> **Stated problem**
All of the material below is to be returned exactly.
* * *
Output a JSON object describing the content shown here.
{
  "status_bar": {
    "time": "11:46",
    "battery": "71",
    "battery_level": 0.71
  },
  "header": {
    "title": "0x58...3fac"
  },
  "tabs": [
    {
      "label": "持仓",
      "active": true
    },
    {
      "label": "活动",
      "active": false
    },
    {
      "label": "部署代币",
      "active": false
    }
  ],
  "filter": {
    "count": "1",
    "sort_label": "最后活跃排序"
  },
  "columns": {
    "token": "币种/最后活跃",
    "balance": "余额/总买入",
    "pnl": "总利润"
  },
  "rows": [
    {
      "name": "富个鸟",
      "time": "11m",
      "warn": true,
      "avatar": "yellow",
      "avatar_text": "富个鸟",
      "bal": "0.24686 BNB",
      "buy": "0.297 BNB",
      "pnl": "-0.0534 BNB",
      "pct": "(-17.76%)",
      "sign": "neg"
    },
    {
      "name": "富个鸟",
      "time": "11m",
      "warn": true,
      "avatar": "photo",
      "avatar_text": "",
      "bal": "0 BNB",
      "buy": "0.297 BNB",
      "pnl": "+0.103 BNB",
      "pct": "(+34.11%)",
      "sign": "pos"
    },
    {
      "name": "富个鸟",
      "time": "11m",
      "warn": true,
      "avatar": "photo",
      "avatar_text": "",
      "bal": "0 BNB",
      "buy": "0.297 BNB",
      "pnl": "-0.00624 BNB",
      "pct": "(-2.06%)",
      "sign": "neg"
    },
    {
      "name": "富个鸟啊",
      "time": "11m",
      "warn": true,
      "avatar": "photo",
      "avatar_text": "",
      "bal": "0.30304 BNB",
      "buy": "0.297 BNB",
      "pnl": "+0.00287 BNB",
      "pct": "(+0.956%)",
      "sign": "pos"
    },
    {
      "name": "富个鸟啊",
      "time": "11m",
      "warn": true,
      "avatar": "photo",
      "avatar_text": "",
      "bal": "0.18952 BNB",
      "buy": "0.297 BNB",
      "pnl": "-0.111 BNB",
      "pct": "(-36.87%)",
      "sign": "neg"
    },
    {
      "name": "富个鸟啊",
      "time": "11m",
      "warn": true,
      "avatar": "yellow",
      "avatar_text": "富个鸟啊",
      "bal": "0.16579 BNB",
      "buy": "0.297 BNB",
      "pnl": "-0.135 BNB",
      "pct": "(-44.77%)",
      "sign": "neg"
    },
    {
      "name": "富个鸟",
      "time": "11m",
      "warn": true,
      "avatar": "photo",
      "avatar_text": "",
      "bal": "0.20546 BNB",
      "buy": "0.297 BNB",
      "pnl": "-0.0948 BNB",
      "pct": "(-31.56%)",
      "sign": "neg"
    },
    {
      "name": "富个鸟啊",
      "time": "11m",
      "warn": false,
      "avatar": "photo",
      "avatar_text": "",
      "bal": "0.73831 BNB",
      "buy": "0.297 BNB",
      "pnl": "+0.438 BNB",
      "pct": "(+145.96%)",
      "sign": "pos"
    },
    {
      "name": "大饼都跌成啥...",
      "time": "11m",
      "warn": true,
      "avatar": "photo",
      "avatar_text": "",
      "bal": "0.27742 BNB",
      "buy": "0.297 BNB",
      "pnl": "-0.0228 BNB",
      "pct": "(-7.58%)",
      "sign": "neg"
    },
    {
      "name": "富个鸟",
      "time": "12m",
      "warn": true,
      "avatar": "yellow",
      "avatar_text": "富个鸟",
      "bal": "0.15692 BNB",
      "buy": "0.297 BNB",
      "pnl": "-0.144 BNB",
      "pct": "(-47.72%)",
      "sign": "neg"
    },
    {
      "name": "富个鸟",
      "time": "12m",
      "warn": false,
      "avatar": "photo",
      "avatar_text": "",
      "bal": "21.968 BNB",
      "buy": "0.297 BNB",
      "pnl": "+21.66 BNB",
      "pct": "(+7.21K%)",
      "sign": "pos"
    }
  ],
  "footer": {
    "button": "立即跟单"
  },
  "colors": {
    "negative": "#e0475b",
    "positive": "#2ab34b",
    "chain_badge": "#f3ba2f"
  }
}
* * *
> **Exercise output**
Output a JSON object describing the content shown here.
{
  "status_bar": {
    "time": "11:46",
    "battery": "71",
    "battery_level": 0.71
  },
  "header": {
    "title": "0x58...3fac"
  },
  "tabs": [
    {
      "label": "持仓",
      "active": true
    },
    {
      "label": "活动",
      "active": false
    },
    {
      "label": "部署代币",
      "active": false
    }
  ],
  "filter": {
    "count": "1",
    "sort_label": "最后活跃排序"
  },
  "columns": {
    "token": "币种/最后活跃",
    "balance": "余额/总买入",
    "pnl": "总利润"
  },
  "rows": [
    {
      "name": "富个鸟",
      "time": "11m",
      "warn": true,
      "avatar": "yellow",
      "avatar_text": "富个鸟",
      "bal": "0.24686 BNB",
      "buy": "0.297 BNB",
      "pnl": "-0.0534 BNB",
      "pct": "(-17.76%)",
      "sign": "neg"
    },
    {
      "name": "富个鸟",
      "time": "11m",
      "warn": true,
      "avatar": "photo",
      "avatar_text": "",
      "bal": "0 BNB",
      "buy": "0.297 BNB",
      "pnl": "+0.103 BNB",
      "pct": "(+34.11%)",
      "sign": "pos"
    },
    {
      "name": "富个鸟",
      "time": "11m",
      "warn": true,
      "avatar": "photo",
      "avatar_text": "",
      "bal": "0 BNB",
      "buy": "0.297 BNB",
      "pnl": "-0.00624 BNB",
      "pct": "(-2.06%)",
      "sign": "neg"
    },
    {
      "name": "富个鸟啊",
      "time": "11m",
      "warn": true,
      "avatar": "photo",
      "avatar_text": "",
      "bal": "0.30304 BNB",
      "buy": "0.297 BNB",
      "pnl": "+0.00287 BNB",
      "pct": "(+0.956%)",
      "sign": "pos"
    },
    {
      "name": "富个鸟啊",
      "time": "11m",
      "warn": true,
      "avatar": "photo",
      "avatar_text": "",
      "bal": "0.18952 BNB",
      "buy": "0.297 BNB",
      "pnl": "-0.111 BNB",
      "pct": "(-36.87%)",
      "sign": "neg"
    },
    {
      "name": "富个鸟啊",
      "time": "11m",
      "warn": true,
      "avatar": "yellow",
      "avatar_text": "富个鸟啊",
      "bal": "0.16579 BNB",
      "buy": "0.297 BNB",
      "pnl": "-0.135 BNB",
      "pct": "(-44.77%)",
      "sign": "neg"
    },
    {
      "name": "富个鸟",
      "time": "11m",
      "warn": true,
      "avatar": "photo",
      "avatar_text": "",
      "bal": "0.20546 BNB",
      "buy": "0.297 BNB",
      "pnl": "-0.0948 BNB",
      "pct": "(-31.56%)",
      "sign": "neg"
    },
    {
      "name": "富个鸟啊",
      "time": "11m",
      "warn": false,
      "avatar": "photo",
      "avatar_text": "",
      "bal": "0.73831 BNB",
      "buy": "0.297 BNB",
      "pnl": "+0.438 BNB",
      "pct": "(+145.96%)",
      "sign": "pos"
    },
    {
      "name": "大饼都跌成啥...",
      "time": "11m",
      "warn": true,
      "avatar": "photo",
      "avatar_text": "",
      "bal": "0.27742 BNB",
      "buy": "0.297 BNB",
      "pnl": "-0.0228 BNB",
      "pct": "(-7.58%)",
      "sign": "neg"
    },
    {
      "name": "富个鸟",
      "time": "12m",
      "warn": true,
      "avatar": "yellow",
      "avatar_text": "富个鸟",
      "bal": "0.15692 BNB",
      "buy": "0.297 BNB",
      "pnl": "-0.144 BNB",
      "pct": "(-47.72%)",
      "sign": "neg"
    },
    {
      "name": "富个鸟",
      "time": "12m",
      "warn": false,
      "avatar": "photo",
      "avatar_text": "",
      "bal": "21.968 BNB",
      "buy": "0.297 BNB",
      "pnl": "+21.66 BNB",
      "pct": "(+7.21K%)",
      "sign": "pos"
    }
  ],
  "footer": {
    "button": "立即跟单"
  },
  "colors": {
    "negative": "#e0475b",
    "positive": "#2ab34b",
    "chain_badge": "#f3ba2f"
  }
}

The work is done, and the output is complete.